Problem details: Copy out, from the entries below, each line holding the string "Trimethoprim".

Data shown:

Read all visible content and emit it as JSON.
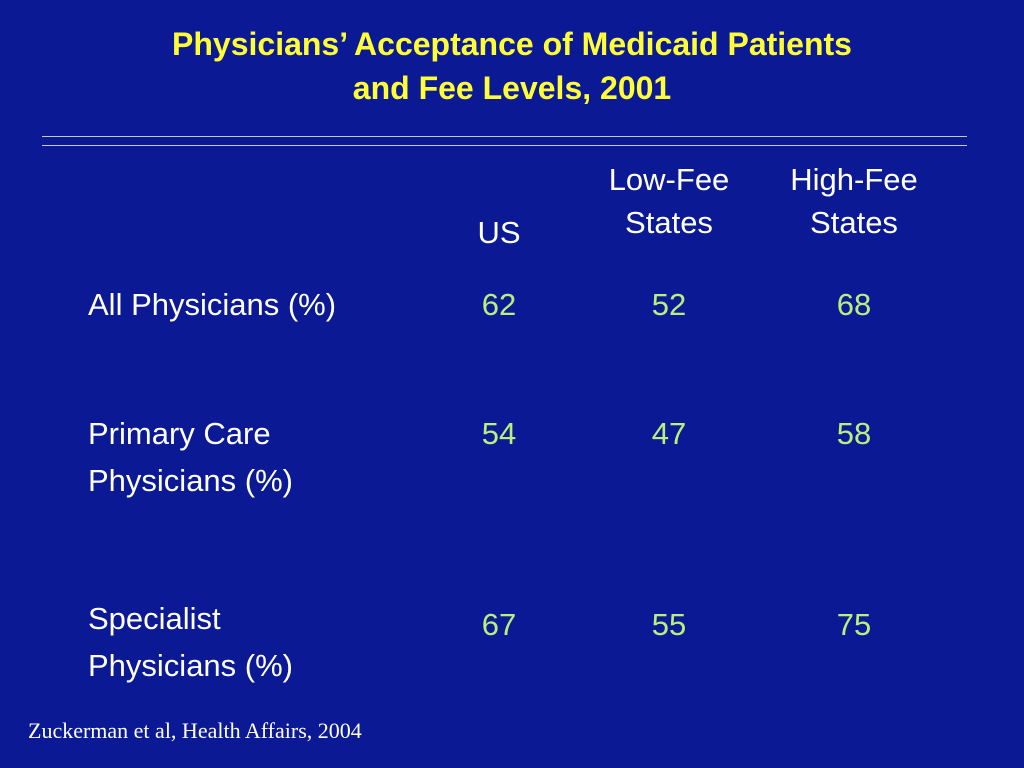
{
  "title": {
    "line1": "Physicians’ Acceptance of Medicaid Patients",
    "line2": "and Fee Levels, 2001"
  },
  "columns": {
    "us": "US",
    "low_fee": [
      "Low-Fee",
      "States"
    ],
    "high_fee": [
      "High-Fee",
      "States"
    ]
  },
  "rows": [
    {
      "label": [
        "All Physicians (%)"
      ],
      "us": "62",
      "low_fee": "52",
      "high_fee": "68"
    },
    {
      "label": [
        "Primary Care",
        "Physicians (%)"
      ],
      "us": "54",
      "low_fee": "47",
      "high_fee": "58"
    },
    {
      "label": [
        "Specialist",
        "Physicians (%)"
      ],
      "us": "67",
      "low_fee": "55",
      "high_fee": "75"
    }
  ],
  "source": "Zuckerman et al, Health Affairs, 2004",
  "colors": {
    "background": "#0b1a94",
    "title": "#ffff33",
    "values": "#b8f07c",
    "text": "#ffffff"
  }
}
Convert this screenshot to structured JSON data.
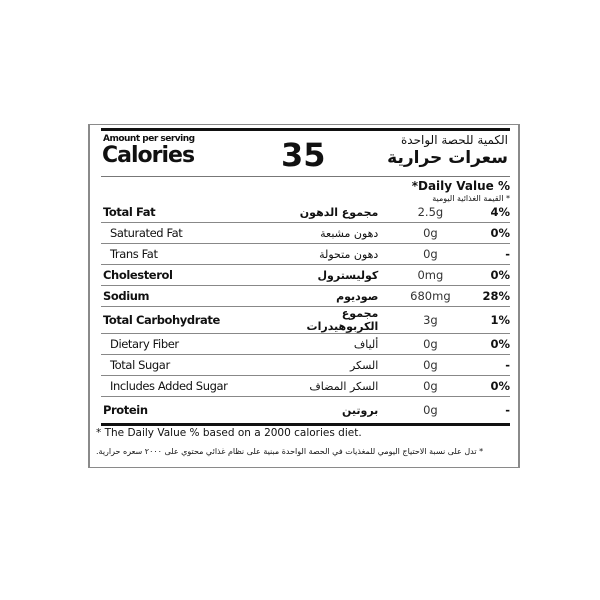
{
  "header": {
    "amount_per_serving": "Amount per serving",
    "calories_label": "Calories",
    "calories_value": "35",
    "arabic_amount_per_serving": "الكمية للحصة الواحدة",
    "arabic_calories": "سعرات حرارية"
  },
  "daily_value": {
    "label": "*Daily Value %",
    "arabic": "* القيمة الغذائية اليومية"
  },
  "rows": [
    {
      "en": "Total Fat",
      "ar": "مجموع الدهون",
      "amount": "2.5g",
      "pct": "4%",
      "bold": true
    },
    {
      "en": "Saturated Fat",
      "ar": "دهون مشبعة",
      "amount": "0g",
      "pct": "0%",
      "bold": false
    },
    {
      "en": "Trans Fat",
      "ar": "دهون متحولة",
      "amount": "0g",
      "pct": "-",
      "bold": false
    },
    {
      "en": "Cholesterol",
      "ar": "كوليسترول",
      "amount": "0mg",
      "pct": "0%",
      "bold": true
    },
    {
      "en": "Sodium",
      "ar": "صوديوم",
      "amount": "680mg",
      "pct": "28%",
      "bold": true
    },
    {
      "en": "Total Carbohydrate",
      "ar": "مجموع الكربوهيدرات",
      "amount": "3g",
      "pct": "1%",
      "bold": true
    },
    {
      "en": "Dietary Fiber",
      "ar": "ألياف",
      "amount": "0g",
      "pct": "0%",
      "bold": false
    },
    {
      "en": "Total Sugar",
      "ar": "السكر",
      "amount": "0g",
      "pct": "-",
      "bold": false
    },
    {
      "en": "Includes Added Sugar",
      "ar": "السكر المضاف",
      "amount": "0g",
      "pct": "0%",
      "bold": false
    },
    {
      "en": "Protein",
      "ar": "بروتين",
      "amount": "0g",
      "pct": "-",
      "bold": true
    }
  ],
  "footer": {
    "en": "* The Daily Value % based on a 2000 calories diet.",
    "ar": "* تدل على نسبة الاحتياج اليومي للمغذيات في الحصة الواحدة مبنية على نظام غذائي محتوي على ٢٠٠٠ سعره حرارية."
  }
}
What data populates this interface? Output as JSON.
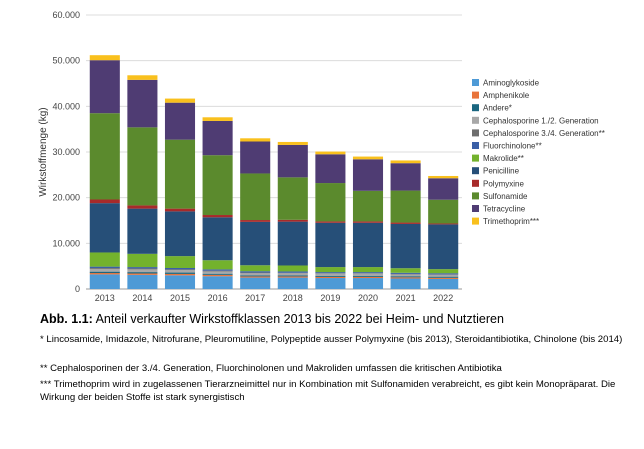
{
  "chart_data": {
    "type": "bar",
    "stacked": true,
    "ylabel": "Wirkstoffmenge (kg)",
    "ylim": [
      0,
      60000
    ],
    "yticks": [
      "0",
      "10.000",
      "20.000",
      "30.000",
      "40.000",
      "50.000",
      "60.000"
    ],
    "categories": [
      "2013",
      "2014",
      "2015",
      "2016",
      "2017",
      "2018",
      "2019",
      "2020",
      "2021",
      "2022"
    ],
    "legend_position": "right",
    "series": [
      {
        "name": "Aminoglykoside",
        "color": "#4e9ad6",
        "values": [
          3200,
          3100,
          3000,
          2800,
          2500,
          2500,
          2400,
          2400,
          2300,
          2200
        ]
      },
      {
        "name": "Amphenikole",
        "color": "#e8743b",
        "values": [
          300,
          300,
          300,
          300,
          250,
          250,
          250,
          250,
          250,
          250
        ]
      },
      {
        "name": "Andere*",
        "color": "#1a6680",
        "values": [
          300,
          300,
          300,
          250,
          250,
          250,
          250,
          250,
          250,
          250
        ]
      },
      {
        "name": "Cephalosporine 1./2. Generation",
        "color": "#a8a8a8",
        "values": [
          600,
          600,
          550,
          500,
          450,
          450,
          450,
          450,
          400,
          400
        ]
      },
      {
        "name": "Cephalosporine 3./4. Generation**",
        "color": "#6e6e6e",
        "values": [
          200,
          200,
          150,
          150,
          150,
          100,
          100,
          100,
          100,
          100
        ]
      },
      {
        "name": "Fluorchinolone**",
        "color": "#3a5fa6",
        "values": [
          300,
          300,
          300,
          300,
          300,
          300,
          250,
          250,
          250,
          250
        ]
      },
      {
        "name": "Makrolide**",
        "color": "#73b22d",
        "values": [
          3100,
          2900,
          2600,
          2000,
          1300,
          1300,
          1100,
          1100,
          1000,
          900
        ]
      },
      {
        "name": "Penicilline",
        "color": "#264f78",
        "values": [
          10800,
          9900,
          9800,
          9400,
          9500,
          9600,
          9700,
          9700,
          9700,
          9800
        ]
      },
      {
        "name": "Polymyxine",
        "color": "#a72a2a",
        "values": [
          800,
          700,
          600,
          500,
          400,
          400,
          300,
          300,
          300,
          200
        ]
      },
      {
        "name": "Sulfonamide",
        "color": "#5b8a2d",
        "values": [
          18900,
          17100,
          15100,
          13100,
          10200,
          9300,
          8400,
          6700,
          7000,
          5200
        ]
      },
      {
        "name": "Tetracycline",
        "color": "#4f3c73",
        "values": [
          11600,
          10400,
          8100,
          7500,
          7000,
          7100,
          6300,
          6900,
          6000,
          4700
        ]
      },
      {
        "name": "Trimethoprim***",
        "color": "#f9c01d",
        "values": [
          1100,
          1000,
          900,
          800,
          700,
          650,
          600,
          600,
          600,
          500
        ]
      }
    ]
  },
  "caption": {
    "figure_label": "Abb. 1.1:",
    "title": "Anteil verkaufter Wirkstoffklassen 2013 bis 2022 bei Heim- und Nutztieren",
    "note1": "* Lincosamide, Imidazole, Nitrofurane, Pleuromutiline, Polypeptide ausser Polymyxine (bis 2013), Steroidantibiotika, Chinolone (bis 2014)",
    "note2": "** Cephalosporinen der 3./4. Generation, Fluorchinolonen und Makroliden umfassen die kritischen Antibiotika",
    "note3": "*** Trimethoprim wird in zugelassenen Tierarzneimittel nur in Kombination mit Sulfonamiden verabreicht, es gibt kein Monopräparat. Die Wirkung der beiden Stoffe ist stark synergistisch"
  }
}
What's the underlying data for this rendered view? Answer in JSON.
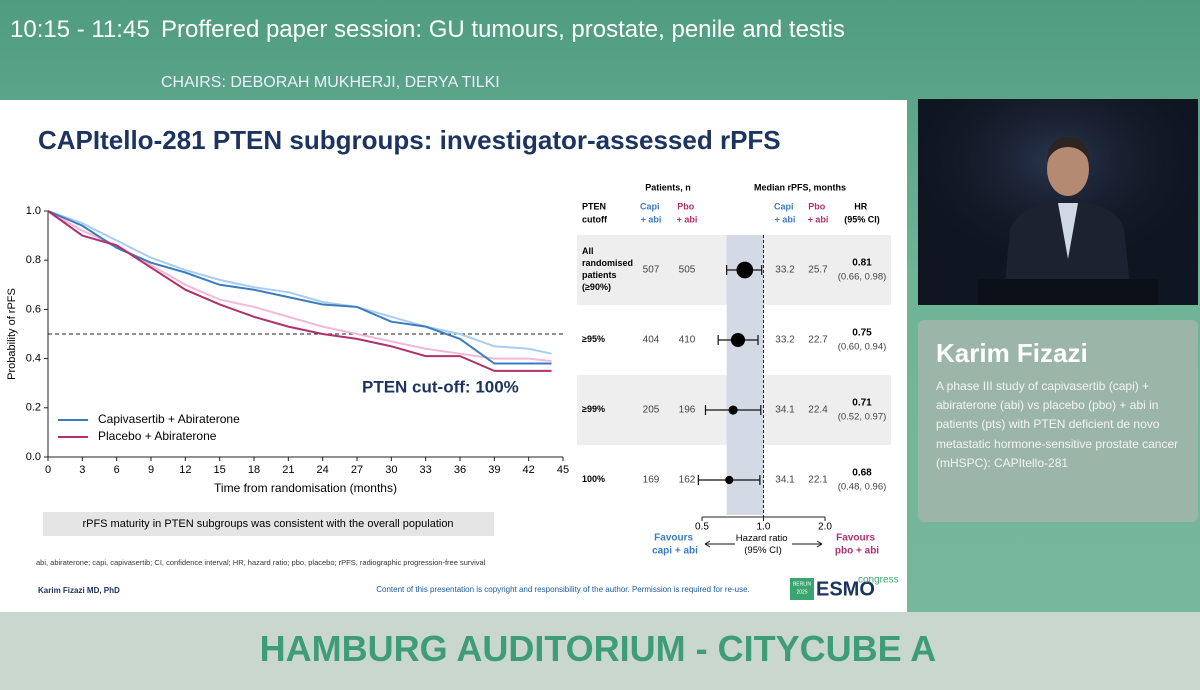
{
  "header": {
    "time": "10:15 - 11:45",
    "session": "Proffered paper session: GU tumours, prostate, penile and testis",
    "chairs": "CHAIRS: DEBORAH MUKHERJI, DERYA TILKI"
  },
  "slide": {
    "title": "CAPItello-281 PTEN subgroups: investigator-assessed rPFS",
    "km_chart": {
      "type": "line",
      "x": [
        0,
        3,
        6,
        9,
        12,
        15,
        18,
        21,
        24,
        27,
        30,
        33,
        36,
        39,
        42,
        44
      ],
      "series": [
        {
          "color": "#a9cdef",
          "values": [
            1.0,
            0.95,
            0.88,
            0.81,
            0.76,
            0.72,
            0.69,
            0.67,
            0.63,
            0.61,
            0.57,
            0.53,
            0.5,
            0.45,
            0.44,
            0.42
          ]
        },
        {
          "color": "#f2b8d6",
          "values": [
            1.0,
            0.92,
            0.86,
            0.78,
            0.7,
            0.64,
            0.61,
            0.57,
            0.53,
            0.5,
            0.47,
            0.44,
            0.42,
            0.4,
            0.4,
            0.39
          ]
        },
        {
          "name": "Capivasertib + Abiraterone",
          "color": "#3a7cc0",
          "values": [
            1.0,
            0.94,
            0.85,
            0.79,
            0.75,
            0.7,
            0.68,
            0.65,
            0.62,
            0.61,
            0.55,
            0.53,
            0.48,
            0.38,
            0.38,
            0.38
          ]
        },
        {
          "name": "Placebo + Abiraterone",
          "color": "#b0306e",
          "values": [
            1.0,
            0.9,
            0.86,
            0.77,
            0.68,
            0.62,
            0.57,
            0.53,
            0.5,
            0.48,
            0.45,
            0.41,
            0.41,
            0.35,
            0.35,
            0.35
          ]
        }
      ],
      "xlim": [
        0,
        45
      ],
      "ylim": [
        0,
        1
      ],
      "xticks": [
        0,
        3,
        6,
        9,
        12,
        15,
        18,
        21,
        24,
        27,
        30,
        33,
        36,
        39,
        42,
        45
      ],
      "yticks": [
        {
          "value": 0,
          "label": "0.0"
        },
        0.2,
        0.4,
        0.6,
        0.8,
        {
          "value": 1,
          "label": "1.0"
        }
      ],
      "xlabel": "Time from randomisation (months)",
      "ylabel": "Probability of rPFS",
      "reference_line": 0.5,
      "annotation": "PTEN cut-off: 100%",
      "legend": "lower-left"
    },
    "forest": {
      "type": "forest",
      "patients_header": "Patients, n",
      "median_header": "Median rPFS, months",
      "cutoff_header": "PTEN cutoff",
      "arm_labels": [
        "Capi + abi",
        "Pbo + abi"
      ],
      "arm_colors": [
        "#3a7cc0",
        "#b0306e"
      ],
      "hr_header": "HR (95% CI)",
      "rows": [
        {
          "cutoff": "All randomised patients (≥90%)",
          "n": [
            507,
            505
          ],
          "median": [
            33.2,
            25.7
          ],
          "hr": 0.81,
          "ci": [
            0.66,
            0.98
          ],
          "ci_label": "(0.66, 0.98)"
        },
        {
          "cutoff": "≥95%",
          "n": [
            404,
            410
          ],
          "median": [
            33.2,
            22.7
          ],
          "hr": 0.75,
          "ci": [
            0.6,
            0.94
          ],
          "ci_label": "(0.60, 0.94)"
        },
        {
          "cutoff": "≥99%",
          "n": [
            205,
            196
          ],
          "median": [
            34.1,
            22.4
          ],
          "hr": 0.71,
          "ci": [
            0.52,
            0.97
          ],
          "ci_label": "(0.52, 0.97)"
        },
        {
          "cutoff": "100%",
          "n": [
            169,
            162
          ],
          "median": [
            34.1,
            22.1
          ],
          "hr": 0.68,
          "ci": [
            0.48,
            0.96
          ],
          "ci_label": "(0.48, 0.96)"
        }
      ],
      "xlim": [
        0.5,
        2.0
      ],
      "xticks": [
        0.5,
        {
          "value": 1,
          "label": "1.0"
        },
        {
          "value": 2,
          "label": "2.0"
        }
      ],
      "log": true,
      "xlabel": "Hazard ratio (95% CI)",
      "favours": [
        "Favours capi + abi",
        "Favours pbo + abi"
      ]
    },
    "note": "rPFS maturity in PTEN subgroups was consistent with the overall population",
    "footnote": "abi, abiraterone; capi, capivasertib; CI, confidence interval; HR, hazard ratio; pbo, placebo; rPFS, radiographic progression-free survival",
    "presenter": "Karim Fizazi MD, PhD",
    "copyright": "Content of this presentation is copyright and responsibility of the author. Permission is required for re-use.",
    "logo": {
      "city": "BERLIN",
      "year": "2025",
      "brand": "ESMO",
      "event": "congress"
    }
  },
  "speaker": {
    "name": "Karim Fizazi",
    "description": "A phase III study of capivasertib (capi) + abiraterone (abi) vs placebo (pbo) + abi in patients (pts) with PTEN deficient de novo metastatic hormone-sensitive prostate cancer (mHSPC): CAPItello-281"
  },
  "venue": "HAMBURG AUDITORIUM - CITYCUBE A"
}
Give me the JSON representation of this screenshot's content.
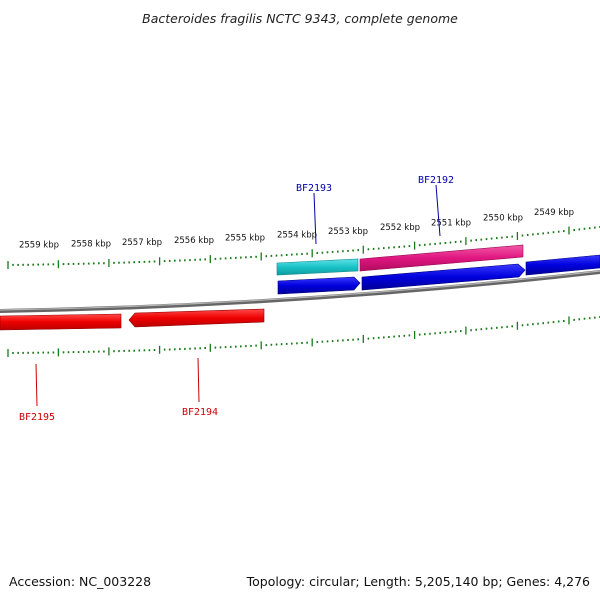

Answer space:
        "name": "Trimethoprim***",
    "note3": "*** Trimethoprim wird in zugelassenen Tierarzneimittel nur in Kombination mit Sulfonamiden verabreicht, es gibt kein Monopräparat. Die Wirkung der beiden Stoffe ist stark synergistisch"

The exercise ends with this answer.